Data section
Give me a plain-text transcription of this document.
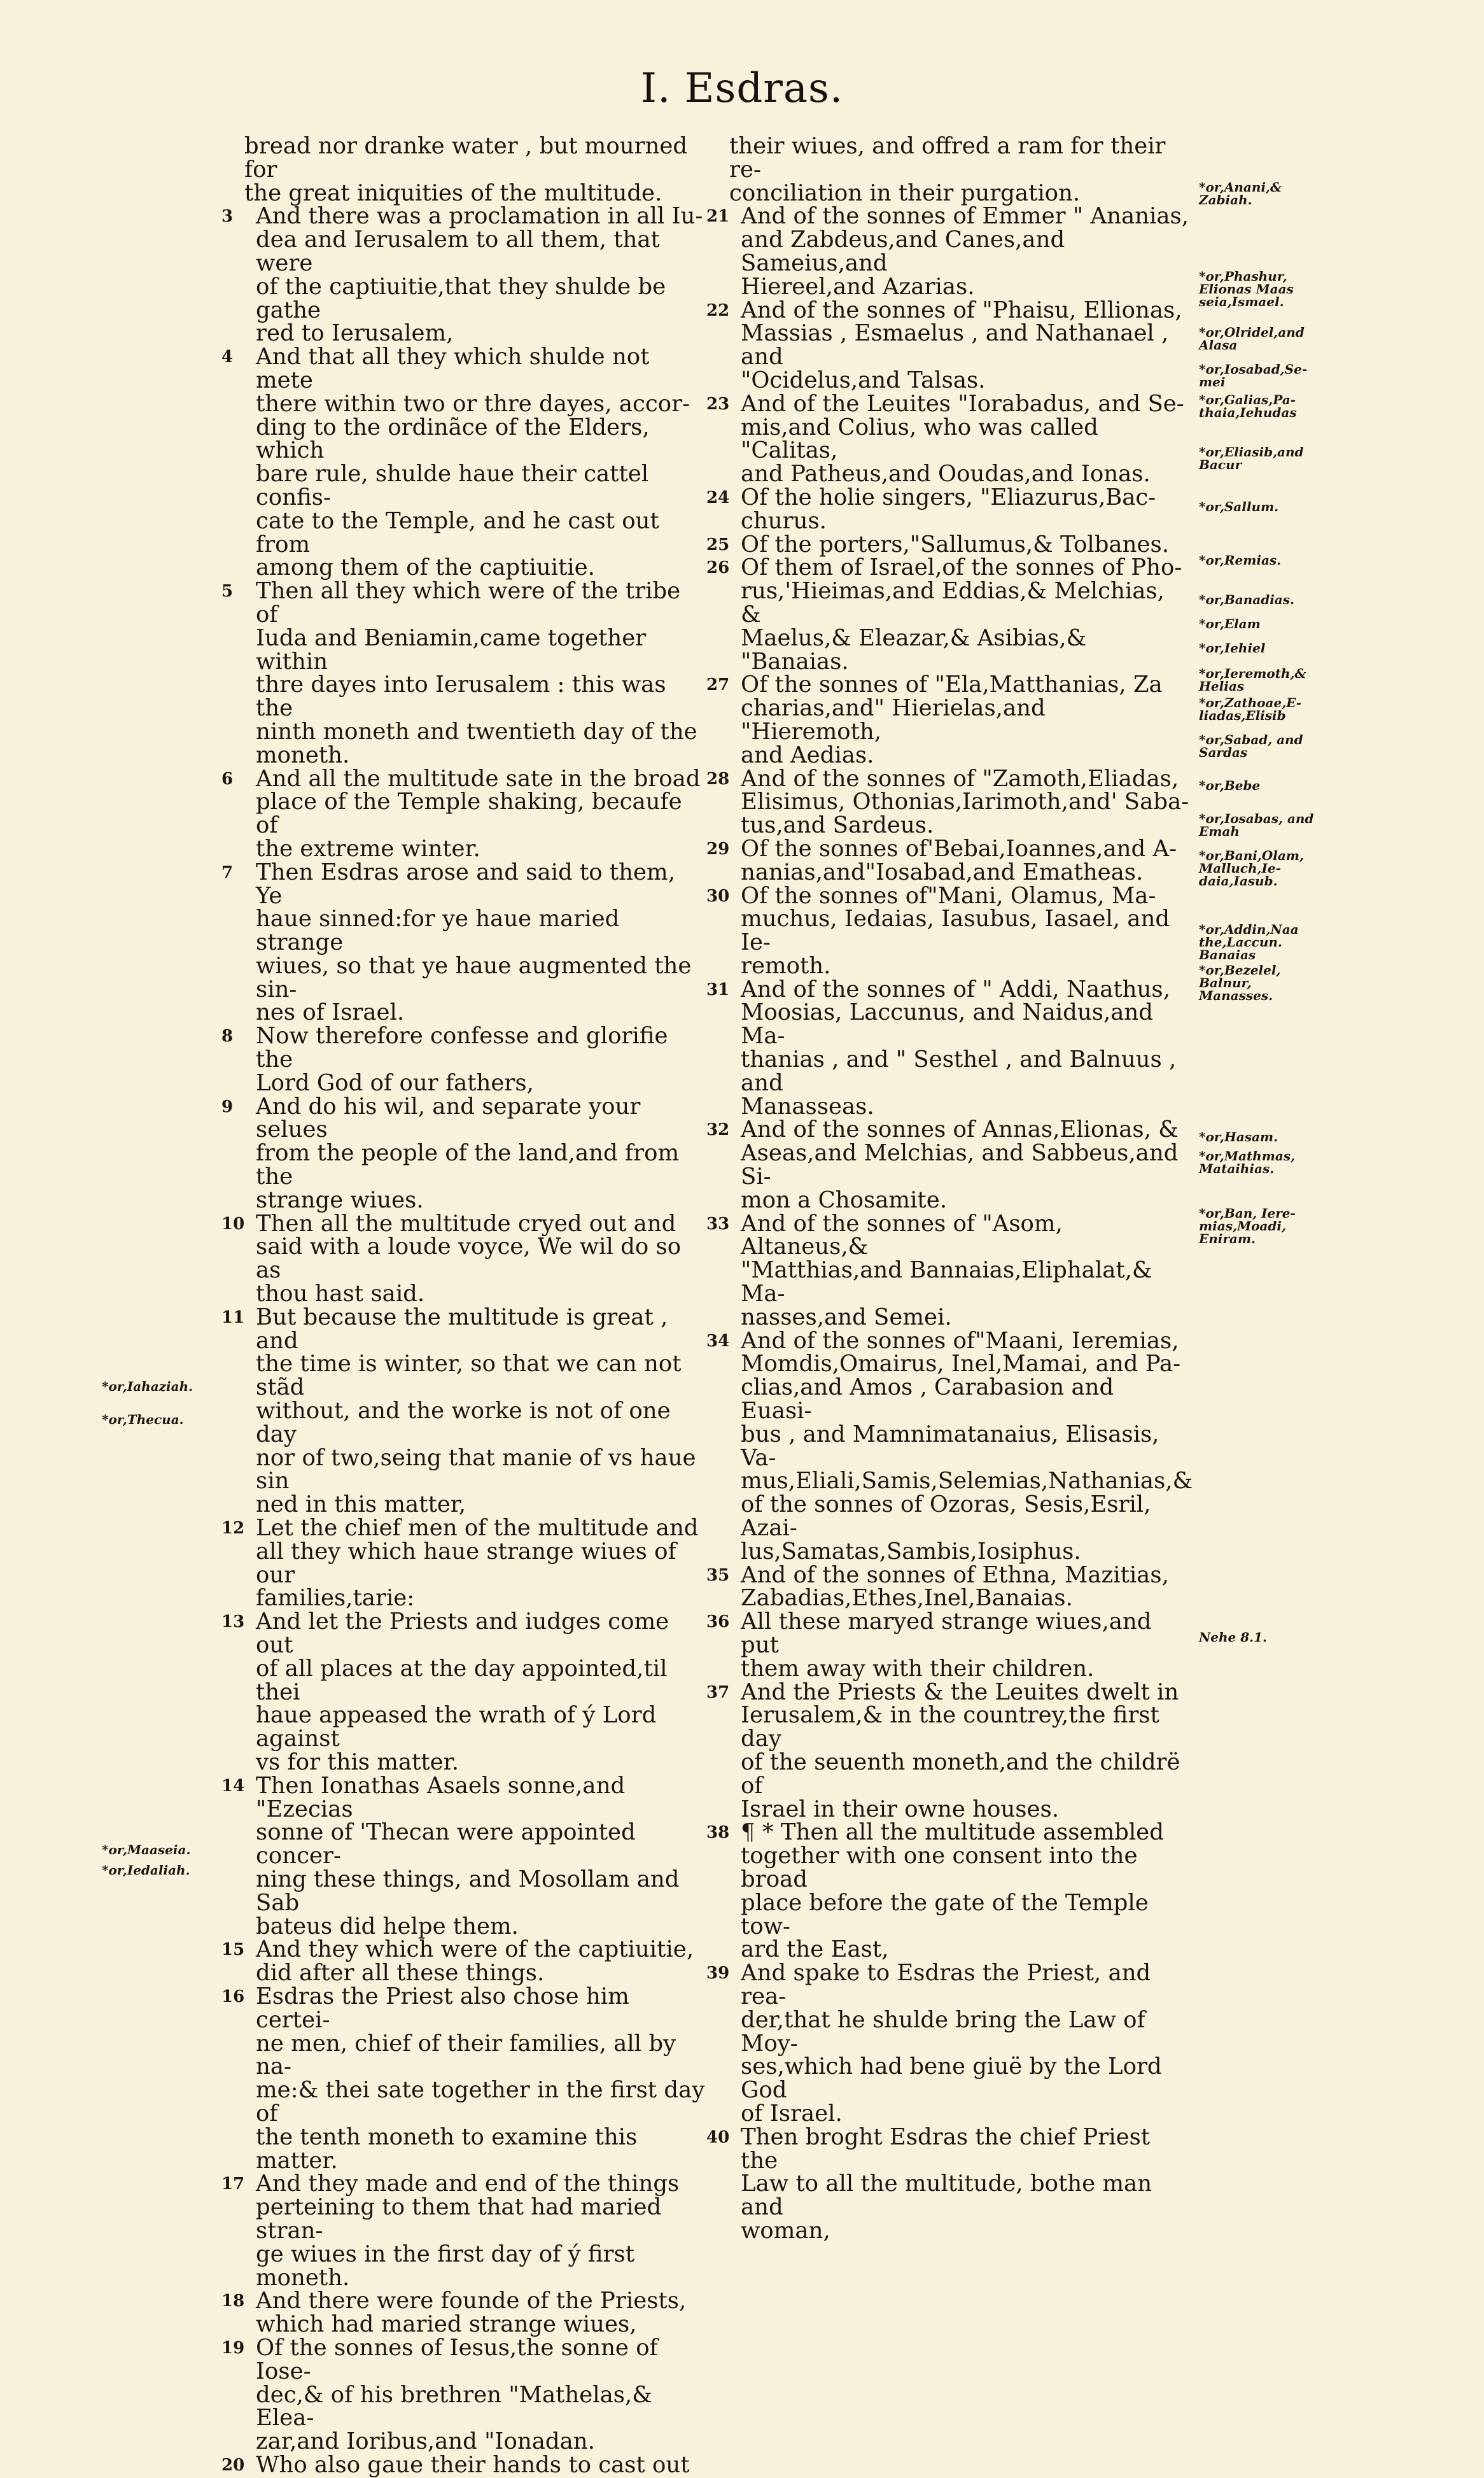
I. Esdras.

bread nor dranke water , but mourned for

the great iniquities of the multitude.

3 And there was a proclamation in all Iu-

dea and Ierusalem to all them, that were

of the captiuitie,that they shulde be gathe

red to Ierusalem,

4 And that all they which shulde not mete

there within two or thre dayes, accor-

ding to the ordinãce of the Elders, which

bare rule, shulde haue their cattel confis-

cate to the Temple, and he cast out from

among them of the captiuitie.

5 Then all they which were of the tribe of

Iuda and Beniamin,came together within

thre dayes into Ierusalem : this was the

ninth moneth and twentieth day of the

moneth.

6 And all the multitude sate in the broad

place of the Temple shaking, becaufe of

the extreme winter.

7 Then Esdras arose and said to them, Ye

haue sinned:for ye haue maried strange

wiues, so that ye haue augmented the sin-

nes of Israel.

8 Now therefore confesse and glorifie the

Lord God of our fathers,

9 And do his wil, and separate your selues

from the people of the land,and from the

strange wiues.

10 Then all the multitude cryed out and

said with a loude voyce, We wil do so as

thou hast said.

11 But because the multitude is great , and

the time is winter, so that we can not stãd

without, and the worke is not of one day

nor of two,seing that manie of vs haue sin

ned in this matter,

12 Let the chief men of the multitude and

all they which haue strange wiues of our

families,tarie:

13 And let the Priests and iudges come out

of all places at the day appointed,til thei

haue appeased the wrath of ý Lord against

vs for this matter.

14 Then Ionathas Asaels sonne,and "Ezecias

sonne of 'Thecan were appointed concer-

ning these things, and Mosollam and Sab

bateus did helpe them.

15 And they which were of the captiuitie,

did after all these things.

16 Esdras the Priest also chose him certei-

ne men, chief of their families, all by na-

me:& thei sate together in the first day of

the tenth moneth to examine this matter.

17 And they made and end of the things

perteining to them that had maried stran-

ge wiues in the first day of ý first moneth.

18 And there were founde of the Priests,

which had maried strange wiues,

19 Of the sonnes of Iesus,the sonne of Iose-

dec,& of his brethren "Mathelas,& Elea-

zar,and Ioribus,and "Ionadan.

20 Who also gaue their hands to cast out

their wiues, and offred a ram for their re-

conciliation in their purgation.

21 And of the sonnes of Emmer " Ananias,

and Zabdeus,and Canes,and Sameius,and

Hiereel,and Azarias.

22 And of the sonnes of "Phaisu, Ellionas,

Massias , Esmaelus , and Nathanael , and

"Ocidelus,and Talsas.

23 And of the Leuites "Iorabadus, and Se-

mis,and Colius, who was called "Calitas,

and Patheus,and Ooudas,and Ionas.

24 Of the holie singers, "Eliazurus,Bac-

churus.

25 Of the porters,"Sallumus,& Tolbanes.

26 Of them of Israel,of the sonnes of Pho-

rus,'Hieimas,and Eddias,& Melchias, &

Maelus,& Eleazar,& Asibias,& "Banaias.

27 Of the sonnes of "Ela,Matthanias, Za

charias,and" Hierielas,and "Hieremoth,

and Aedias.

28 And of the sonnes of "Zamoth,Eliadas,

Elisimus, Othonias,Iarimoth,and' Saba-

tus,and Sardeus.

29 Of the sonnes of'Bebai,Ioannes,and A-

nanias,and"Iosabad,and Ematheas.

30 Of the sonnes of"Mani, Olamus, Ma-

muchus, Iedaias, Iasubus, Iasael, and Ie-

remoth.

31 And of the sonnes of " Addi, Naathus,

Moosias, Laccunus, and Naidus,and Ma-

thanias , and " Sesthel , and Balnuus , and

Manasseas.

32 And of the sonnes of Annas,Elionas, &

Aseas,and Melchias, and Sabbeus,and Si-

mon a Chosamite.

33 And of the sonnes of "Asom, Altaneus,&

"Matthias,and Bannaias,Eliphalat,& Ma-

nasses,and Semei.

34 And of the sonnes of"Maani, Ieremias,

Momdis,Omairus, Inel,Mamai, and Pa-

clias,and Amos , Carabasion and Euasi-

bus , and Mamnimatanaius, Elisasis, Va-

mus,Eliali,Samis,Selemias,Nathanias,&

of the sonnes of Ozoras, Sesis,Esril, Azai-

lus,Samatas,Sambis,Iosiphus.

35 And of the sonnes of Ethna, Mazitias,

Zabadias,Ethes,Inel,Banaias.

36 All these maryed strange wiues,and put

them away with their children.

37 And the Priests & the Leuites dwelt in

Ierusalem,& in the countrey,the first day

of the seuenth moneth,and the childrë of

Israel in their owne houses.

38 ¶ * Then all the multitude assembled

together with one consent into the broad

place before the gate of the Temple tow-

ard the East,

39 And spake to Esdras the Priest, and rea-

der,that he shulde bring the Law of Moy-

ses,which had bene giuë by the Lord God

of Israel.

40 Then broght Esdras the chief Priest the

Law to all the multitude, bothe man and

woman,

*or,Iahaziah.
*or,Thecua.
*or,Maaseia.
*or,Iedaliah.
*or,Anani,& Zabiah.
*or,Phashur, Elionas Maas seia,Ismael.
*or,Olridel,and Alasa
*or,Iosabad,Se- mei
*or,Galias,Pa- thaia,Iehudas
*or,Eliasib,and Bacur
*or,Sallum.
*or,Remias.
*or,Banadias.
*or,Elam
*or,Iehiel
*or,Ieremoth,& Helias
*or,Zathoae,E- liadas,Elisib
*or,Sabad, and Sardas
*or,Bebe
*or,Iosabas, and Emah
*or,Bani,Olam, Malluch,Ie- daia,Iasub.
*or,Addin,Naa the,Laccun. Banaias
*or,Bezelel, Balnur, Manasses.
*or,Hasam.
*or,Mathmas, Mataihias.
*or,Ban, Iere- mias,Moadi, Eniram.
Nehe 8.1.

==

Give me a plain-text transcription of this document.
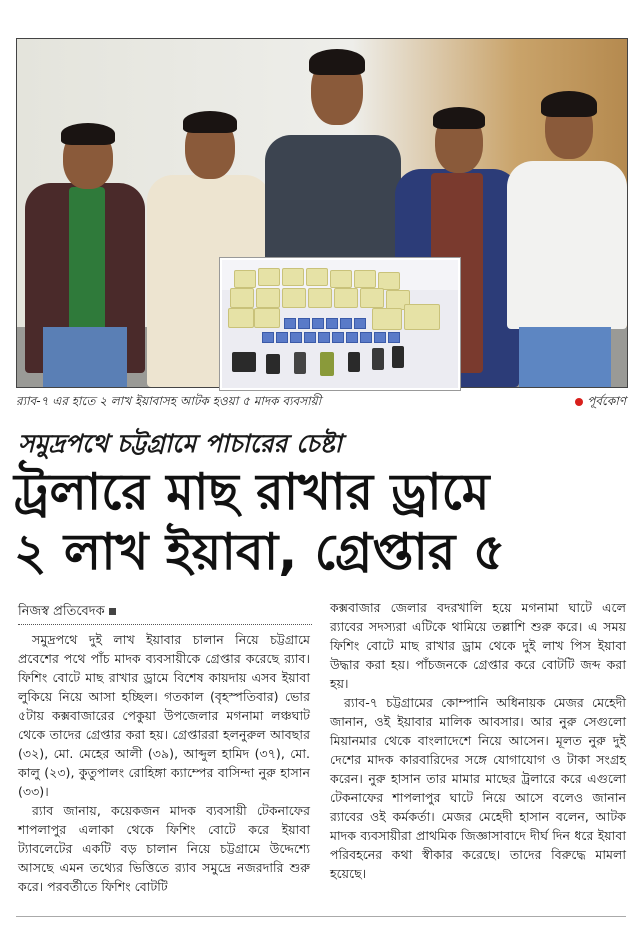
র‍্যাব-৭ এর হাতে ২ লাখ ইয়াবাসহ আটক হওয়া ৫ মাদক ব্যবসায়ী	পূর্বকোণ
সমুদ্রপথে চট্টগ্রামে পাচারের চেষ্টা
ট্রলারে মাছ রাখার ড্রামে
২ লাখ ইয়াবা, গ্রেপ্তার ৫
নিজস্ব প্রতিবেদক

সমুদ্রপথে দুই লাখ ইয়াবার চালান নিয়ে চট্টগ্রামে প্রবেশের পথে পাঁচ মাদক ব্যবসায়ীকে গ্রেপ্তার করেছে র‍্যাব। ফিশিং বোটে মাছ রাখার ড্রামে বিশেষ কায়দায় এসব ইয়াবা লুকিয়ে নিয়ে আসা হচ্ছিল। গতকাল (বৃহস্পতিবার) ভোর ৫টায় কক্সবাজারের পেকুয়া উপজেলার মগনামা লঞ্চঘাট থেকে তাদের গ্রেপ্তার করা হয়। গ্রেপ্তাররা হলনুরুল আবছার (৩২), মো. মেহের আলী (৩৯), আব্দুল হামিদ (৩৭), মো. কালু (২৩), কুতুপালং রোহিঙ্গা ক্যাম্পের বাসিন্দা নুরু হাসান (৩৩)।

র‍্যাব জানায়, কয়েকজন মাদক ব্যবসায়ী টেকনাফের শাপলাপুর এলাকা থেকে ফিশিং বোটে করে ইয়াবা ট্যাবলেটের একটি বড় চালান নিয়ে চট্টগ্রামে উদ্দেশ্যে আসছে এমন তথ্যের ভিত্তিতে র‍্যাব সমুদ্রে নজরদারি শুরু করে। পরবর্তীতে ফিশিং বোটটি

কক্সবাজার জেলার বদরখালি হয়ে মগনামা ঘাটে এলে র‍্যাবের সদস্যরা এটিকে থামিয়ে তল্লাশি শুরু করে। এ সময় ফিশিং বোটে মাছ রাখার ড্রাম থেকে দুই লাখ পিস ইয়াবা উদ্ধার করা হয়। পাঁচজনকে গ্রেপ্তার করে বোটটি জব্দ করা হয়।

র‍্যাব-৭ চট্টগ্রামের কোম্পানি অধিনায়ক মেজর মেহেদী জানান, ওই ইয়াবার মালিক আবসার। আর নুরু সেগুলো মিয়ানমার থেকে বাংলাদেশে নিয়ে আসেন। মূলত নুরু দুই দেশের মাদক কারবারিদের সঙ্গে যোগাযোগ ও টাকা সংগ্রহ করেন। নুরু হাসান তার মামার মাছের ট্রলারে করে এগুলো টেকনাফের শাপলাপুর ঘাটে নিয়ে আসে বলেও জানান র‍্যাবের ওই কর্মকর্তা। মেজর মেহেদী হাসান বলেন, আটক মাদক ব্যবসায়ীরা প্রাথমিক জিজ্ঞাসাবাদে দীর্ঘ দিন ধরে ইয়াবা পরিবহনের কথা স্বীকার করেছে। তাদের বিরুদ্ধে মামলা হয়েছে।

Set task
From the listing above, collect every line that mentions the word "Ierusalem".

Written response
dea and Ierusalem to all them, that were
red to Ierusalem,
thre dayes into Ierusalem : this was the
Ierusalem,& in the countrey,the first day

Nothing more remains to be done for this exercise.